# What to do:
Find every line in the records below that holds the word "value" and copy it.

# Supplied data:
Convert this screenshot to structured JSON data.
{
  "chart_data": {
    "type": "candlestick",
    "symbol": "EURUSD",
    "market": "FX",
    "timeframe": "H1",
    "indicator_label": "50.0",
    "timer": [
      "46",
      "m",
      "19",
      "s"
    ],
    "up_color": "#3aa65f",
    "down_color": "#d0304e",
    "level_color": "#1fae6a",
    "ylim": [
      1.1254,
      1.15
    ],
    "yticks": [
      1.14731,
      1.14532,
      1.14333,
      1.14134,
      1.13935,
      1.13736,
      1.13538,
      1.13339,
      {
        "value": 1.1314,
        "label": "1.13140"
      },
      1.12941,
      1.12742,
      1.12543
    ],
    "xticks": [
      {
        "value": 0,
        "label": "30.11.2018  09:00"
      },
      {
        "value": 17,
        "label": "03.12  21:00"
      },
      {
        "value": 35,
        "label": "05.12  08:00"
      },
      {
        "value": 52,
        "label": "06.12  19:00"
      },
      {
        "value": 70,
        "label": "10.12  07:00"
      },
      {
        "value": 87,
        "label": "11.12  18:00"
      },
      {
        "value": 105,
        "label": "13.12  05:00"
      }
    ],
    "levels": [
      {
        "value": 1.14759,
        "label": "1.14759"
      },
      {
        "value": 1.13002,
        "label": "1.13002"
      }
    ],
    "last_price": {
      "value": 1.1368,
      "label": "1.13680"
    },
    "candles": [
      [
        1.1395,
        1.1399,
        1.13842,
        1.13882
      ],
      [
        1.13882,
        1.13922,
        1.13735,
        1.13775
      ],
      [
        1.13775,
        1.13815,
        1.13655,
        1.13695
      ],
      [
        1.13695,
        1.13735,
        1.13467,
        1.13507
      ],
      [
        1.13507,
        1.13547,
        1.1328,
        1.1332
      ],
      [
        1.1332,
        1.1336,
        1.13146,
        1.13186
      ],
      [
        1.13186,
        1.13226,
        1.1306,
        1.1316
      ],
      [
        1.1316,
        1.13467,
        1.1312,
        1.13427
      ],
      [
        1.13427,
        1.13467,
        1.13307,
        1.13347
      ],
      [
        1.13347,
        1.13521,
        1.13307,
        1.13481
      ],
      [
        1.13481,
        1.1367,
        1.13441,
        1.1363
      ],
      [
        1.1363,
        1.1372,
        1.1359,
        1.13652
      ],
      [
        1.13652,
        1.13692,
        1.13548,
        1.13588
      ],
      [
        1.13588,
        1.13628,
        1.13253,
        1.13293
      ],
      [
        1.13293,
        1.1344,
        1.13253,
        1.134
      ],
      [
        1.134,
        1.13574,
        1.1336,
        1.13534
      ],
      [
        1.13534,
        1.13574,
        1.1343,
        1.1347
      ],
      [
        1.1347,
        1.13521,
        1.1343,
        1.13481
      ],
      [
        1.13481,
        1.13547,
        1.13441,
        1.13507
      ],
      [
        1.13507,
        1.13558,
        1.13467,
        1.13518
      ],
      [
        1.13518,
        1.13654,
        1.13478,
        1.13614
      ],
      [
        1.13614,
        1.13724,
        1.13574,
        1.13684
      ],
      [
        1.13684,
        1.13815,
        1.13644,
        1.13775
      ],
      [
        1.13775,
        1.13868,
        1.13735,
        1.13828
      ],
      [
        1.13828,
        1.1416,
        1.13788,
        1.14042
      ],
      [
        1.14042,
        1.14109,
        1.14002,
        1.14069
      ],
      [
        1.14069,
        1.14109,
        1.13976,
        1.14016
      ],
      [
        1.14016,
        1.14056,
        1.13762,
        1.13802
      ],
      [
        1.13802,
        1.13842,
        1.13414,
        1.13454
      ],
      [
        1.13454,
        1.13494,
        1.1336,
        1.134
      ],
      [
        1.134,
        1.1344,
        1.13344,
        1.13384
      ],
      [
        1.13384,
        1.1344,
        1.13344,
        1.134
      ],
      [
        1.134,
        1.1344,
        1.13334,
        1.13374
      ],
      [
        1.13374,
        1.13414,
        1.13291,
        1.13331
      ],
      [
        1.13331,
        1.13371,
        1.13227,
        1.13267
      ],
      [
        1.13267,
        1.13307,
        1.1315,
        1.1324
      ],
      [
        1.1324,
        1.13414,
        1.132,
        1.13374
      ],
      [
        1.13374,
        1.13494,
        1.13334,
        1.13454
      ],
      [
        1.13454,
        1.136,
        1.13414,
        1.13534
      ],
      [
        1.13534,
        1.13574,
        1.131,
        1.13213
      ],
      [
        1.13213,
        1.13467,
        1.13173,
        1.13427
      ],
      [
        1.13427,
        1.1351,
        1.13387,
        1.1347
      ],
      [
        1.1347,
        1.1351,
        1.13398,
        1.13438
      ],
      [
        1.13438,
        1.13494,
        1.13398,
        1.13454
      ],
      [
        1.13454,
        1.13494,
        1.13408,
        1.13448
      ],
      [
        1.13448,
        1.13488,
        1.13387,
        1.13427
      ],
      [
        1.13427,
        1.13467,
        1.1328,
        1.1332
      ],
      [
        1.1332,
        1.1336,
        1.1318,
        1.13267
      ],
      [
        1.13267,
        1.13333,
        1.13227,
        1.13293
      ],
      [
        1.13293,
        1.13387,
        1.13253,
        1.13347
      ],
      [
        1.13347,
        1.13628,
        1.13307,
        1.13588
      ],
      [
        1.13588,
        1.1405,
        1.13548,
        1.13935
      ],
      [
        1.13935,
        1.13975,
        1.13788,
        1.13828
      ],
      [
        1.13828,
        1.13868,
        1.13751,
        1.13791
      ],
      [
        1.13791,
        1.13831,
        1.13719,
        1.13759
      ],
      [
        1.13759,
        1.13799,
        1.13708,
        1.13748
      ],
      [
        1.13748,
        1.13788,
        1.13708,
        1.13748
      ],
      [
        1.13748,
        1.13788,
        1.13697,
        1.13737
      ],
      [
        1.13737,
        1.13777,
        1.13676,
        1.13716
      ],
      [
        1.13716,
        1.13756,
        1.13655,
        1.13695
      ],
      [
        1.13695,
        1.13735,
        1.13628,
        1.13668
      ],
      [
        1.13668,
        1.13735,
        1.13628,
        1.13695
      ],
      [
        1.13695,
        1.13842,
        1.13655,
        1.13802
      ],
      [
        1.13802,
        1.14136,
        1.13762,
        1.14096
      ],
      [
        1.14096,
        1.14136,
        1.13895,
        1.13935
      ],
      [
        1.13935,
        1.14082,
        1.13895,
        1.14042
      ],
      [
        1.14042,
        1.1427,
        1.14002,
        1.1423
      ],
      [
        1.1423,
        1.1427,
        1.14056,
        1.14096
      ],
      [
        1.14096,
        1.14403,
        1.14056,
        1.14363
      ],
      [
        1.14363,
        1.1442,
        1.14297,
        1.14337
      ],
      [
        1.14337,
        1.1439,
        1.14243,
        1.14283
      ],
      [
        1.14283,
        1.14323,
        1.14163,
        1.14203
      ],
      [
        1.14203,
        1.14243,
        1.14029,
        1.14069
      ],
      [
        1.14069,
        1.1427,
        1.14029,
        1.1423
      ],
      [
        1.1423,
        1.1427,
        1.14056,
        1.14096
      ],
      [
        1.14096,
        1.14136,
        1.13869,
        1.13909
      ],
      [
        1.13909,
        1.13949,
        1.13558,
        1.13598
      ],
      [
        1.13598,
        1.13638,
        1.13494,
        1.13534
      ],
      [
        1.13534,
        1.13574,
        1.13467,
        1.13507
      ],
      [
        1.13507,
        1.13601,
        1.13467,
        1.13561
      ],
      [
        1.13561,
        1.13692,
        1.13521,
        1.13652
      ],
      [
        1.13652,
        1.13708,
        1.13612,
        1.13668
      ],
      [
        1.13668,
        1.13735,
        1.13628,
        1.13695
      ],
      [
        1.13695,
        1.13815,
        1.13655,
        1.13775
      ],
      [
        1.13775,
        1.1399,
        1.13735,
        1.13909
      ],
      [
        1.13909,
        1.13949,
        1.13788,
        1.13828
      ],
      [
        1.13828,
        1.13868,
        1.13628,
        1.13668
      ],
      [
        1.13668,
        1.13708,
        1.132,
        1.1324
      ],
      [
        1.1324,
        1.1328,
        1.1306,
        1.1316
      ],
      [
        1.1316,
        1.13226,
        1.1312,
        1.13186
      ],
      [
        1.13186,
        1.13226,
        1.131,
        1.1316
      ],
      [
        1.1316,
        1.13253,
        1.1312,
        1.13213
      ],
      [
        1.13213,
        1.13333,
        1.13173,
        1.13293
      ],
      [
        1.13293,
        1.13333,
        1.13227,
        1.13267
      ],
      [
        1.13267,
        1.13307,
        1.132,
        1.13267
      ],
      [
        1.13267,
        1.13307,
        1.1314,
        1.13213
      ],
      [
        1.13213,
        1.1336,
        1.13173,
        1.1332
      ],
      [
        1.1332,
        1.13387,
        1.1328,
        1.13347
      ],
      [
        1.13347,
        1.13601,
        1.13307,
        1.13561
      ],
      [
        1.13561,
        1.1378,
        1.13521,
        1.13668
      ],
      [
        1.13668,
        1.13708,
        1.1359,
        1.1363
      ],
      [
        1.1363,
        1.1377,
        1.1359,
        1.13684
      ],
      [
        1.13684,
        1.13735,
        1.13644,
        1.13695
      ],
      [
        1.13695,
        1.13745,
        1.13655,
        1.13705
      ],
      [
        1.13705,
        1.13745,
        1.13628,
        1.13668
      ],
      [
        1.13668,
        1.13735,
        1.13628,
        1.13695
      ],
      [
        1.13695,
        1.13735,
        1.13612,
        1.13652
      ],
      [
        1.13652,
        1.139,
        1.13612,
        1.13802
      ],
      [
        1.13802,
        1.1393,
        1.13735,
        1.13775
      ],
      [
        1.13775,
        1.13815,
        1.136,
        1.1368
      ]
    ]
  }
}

# Written response:
        "value": 1.1314,
        "value": 0,
        "value": 17,
        "value": 35,
        "value": 52,
        "value": 70,
        "value": 87,
        "value": 105,
        "value": 1.14759,
        "value": 1.13002,
      "value": 1.1368,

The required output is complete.